Collected data entries:

########

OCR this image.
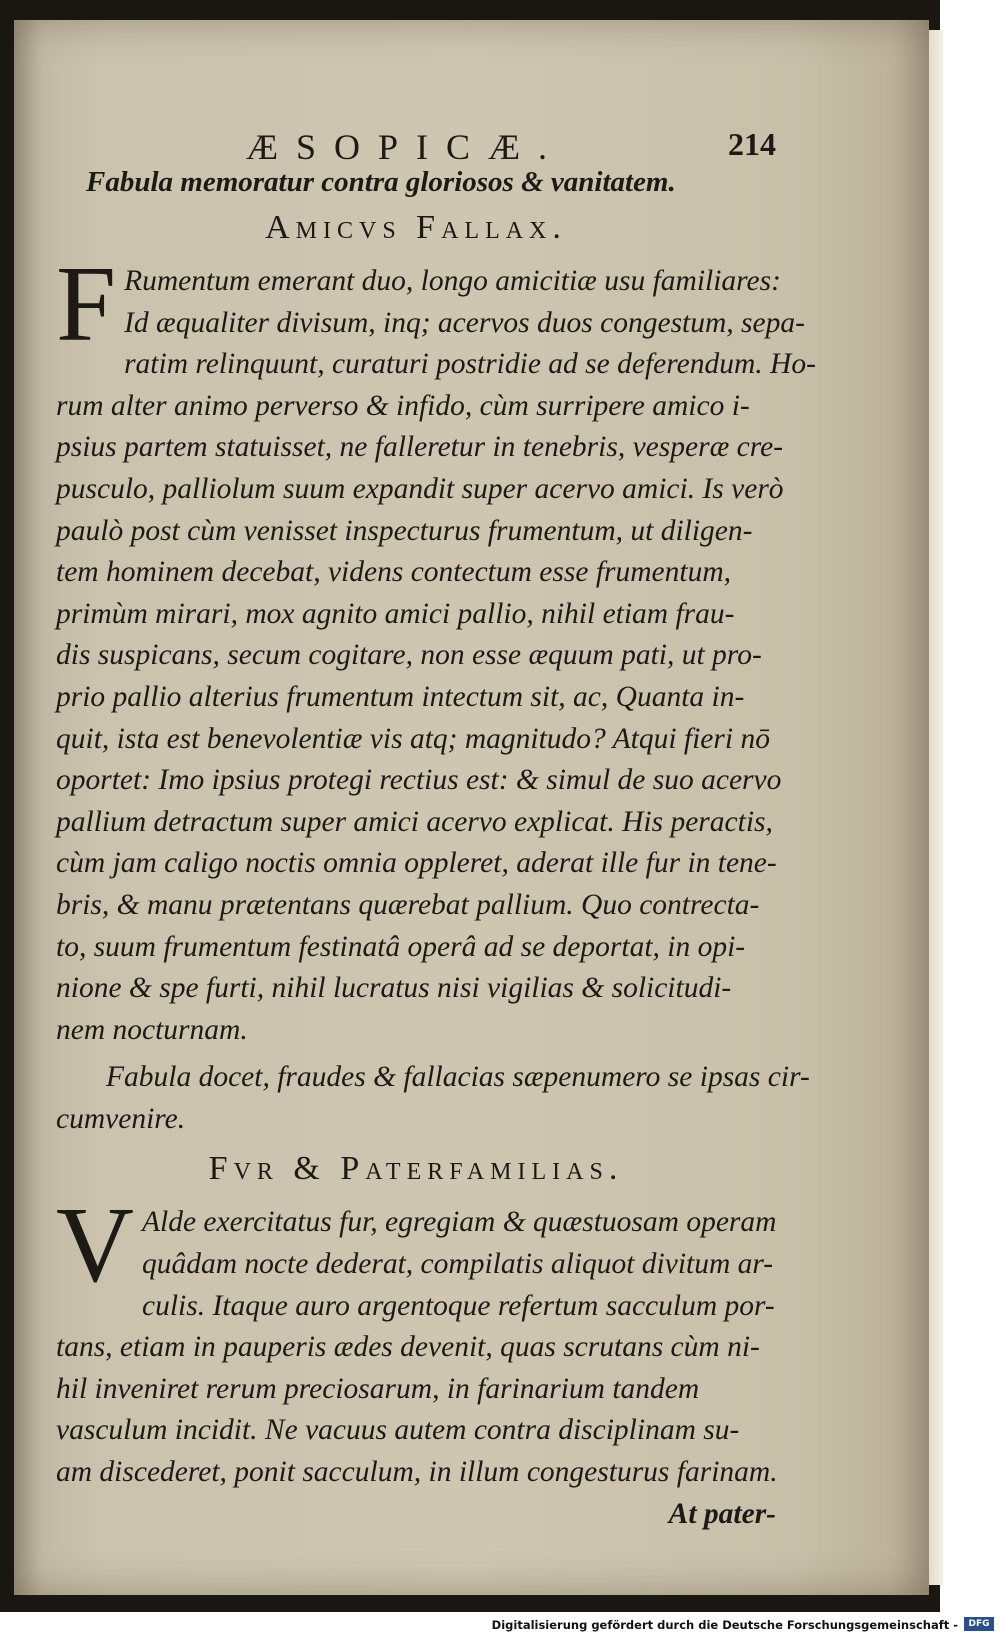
ÆSOPICÆ.	214
Fabula memoratur contra gloriosos & vanitatem.
Amicvs Fallax.
F Rumentum emerant duo, longo amicitiæ usu familiares:
Id æqualiter divisum, inq; acervos duos congestum, sepa-
ratim relinquunt, curaturi postridie ad se deferendum. Ho-
rum alter animo perverso & infido, cùm surripere amico i-
psius partem statuisset, ne falleretur in tenebris, vesperæ cre-
pusculo, palliolum suum expandit super acervo amici. Is verò
paulò post cùm venisset inspecturus frumentum, ut diligen-
tem hominem decebat, videns contectum esse frumentum,
primùm mirari, mox agnito amici pallio, nihil etiam frau-
dis suspicans, secum cogitare, non esse æquum pati, ut pro-
prio pallio alterius frumentum intectum sit, ac, Quanta in-
quit, ista est benevolentiæ vis atq; magnitudo? Atqui fieri nō
oportet: Imo ipsius protegi rectius est: & simul de suo acervo
pallium detractum super amici acervo explicat. His peractis,
cùm jam caligo noctis omnia oppleret, aderat ille fur in tene-
bris, & manu prætentans quærebat pallium. Quo contrecta-
to, suum frumentum festinatâ operâ ad se deportat, in opi-
nione & spe furti, nihil lucratus nisi vigilias & solicitudi-
nem nocturnam.
Fabula docet, fraudes & fallacias sæpenumero se ipsas cir-
cumvenire.
Fvr & Paterfamilias.
V Alde exercitatus fur, egregiam & quæstuosam operam
quâdam nocte dederat, compilatis aliquot divitum ar-
culis. Itaque auro argentoque refertum sacculum por-
tans, etiam in pauperis ædes devenit, quas scrutans cùm ni-
hil inveniret rerum preciosarum, in farinarium tandem
vasculum incidit. Ne vacuus autem contra disciplinam su-
am discederet, ponit sacculum, in illum congesturus farinam.
At pater-
Digitalisierung gefördert durch die Deutsche Forschungsgemeinschaft -	DFG
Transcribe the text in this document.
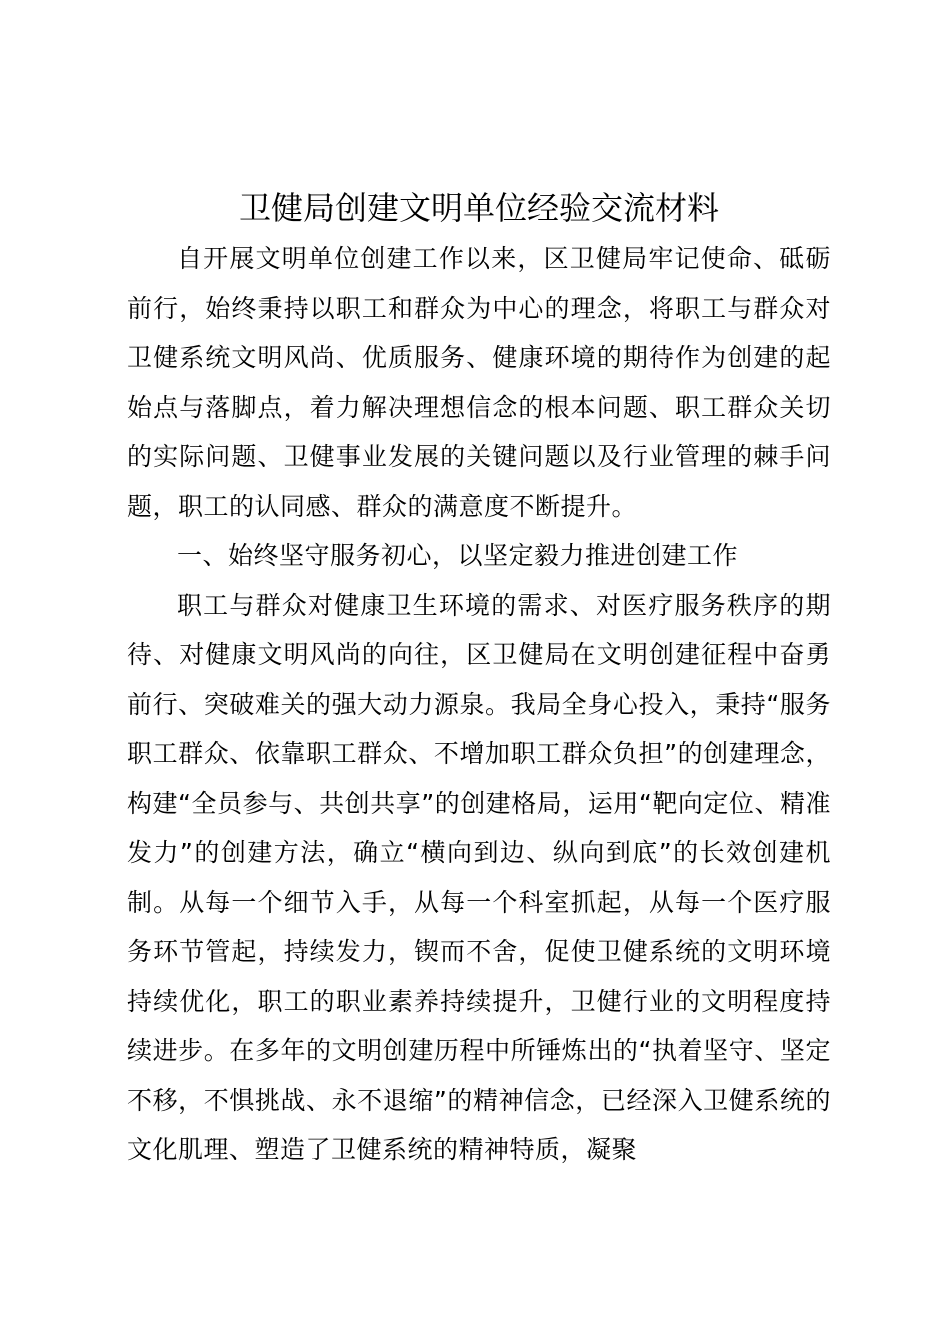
卫健局创建文明单位经验交流材料

自开展文明单位创建工作以来，区卫健局牢记使命、砥砺前行，始终秉持以职工和群众为中心的理念，将职工与群众对卫健系统文明风尚、优质服务、健康环境的期待作为创建的起始点与落脚点，着力解决理想信念的根本问题、职工群众关切的实际问题、卫健事业发展的关键问题以及行业管理的棘手问题，职工的认同感、群众的满意度不断提升。

一、始终坚守服务初心，以坚定毅力推进创建工作

职工与群众对健康卫生环境的需求、对医疗服务秩序的期待、对健康文明风尚的向往，区卫健局在文明创建征程中奋勇前行、突破难关的强大动力源泉。我局全身心投入，秉持“服务职工群众、依靠职工群众、不增加职工群众负担”的创建理念，构建“全员参与、共创共享”的创建格局，运用“靶向定位、精准发力”的创建方法，确立“横向到边、纵向到底”的长效创建机制。从每一个细节入手，从每一个科室抓起，从每一个医疗服务环节管起，持续发力，锲而不舍，促使卫健系统的文明环境持续优化，职工的职业素养持续提升，卫健行业的文明程度持续进步。在多年的文明创建历程中所锤炼出的“执着坚守、坚定不移，不惧挑战、永不退缩”的精神信念，已经深入卫健系统的文化肌理、塑造了卫健系统的精神特质，凝聚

########

GOAL: From the entries above, extract each line containing "pallium".

SOLUTION TO THE PROBLEM:
pallium detractum super amici acervo explicat. His peractis,
bris, & manu prætentans quærebat pallium. Quo contrecta-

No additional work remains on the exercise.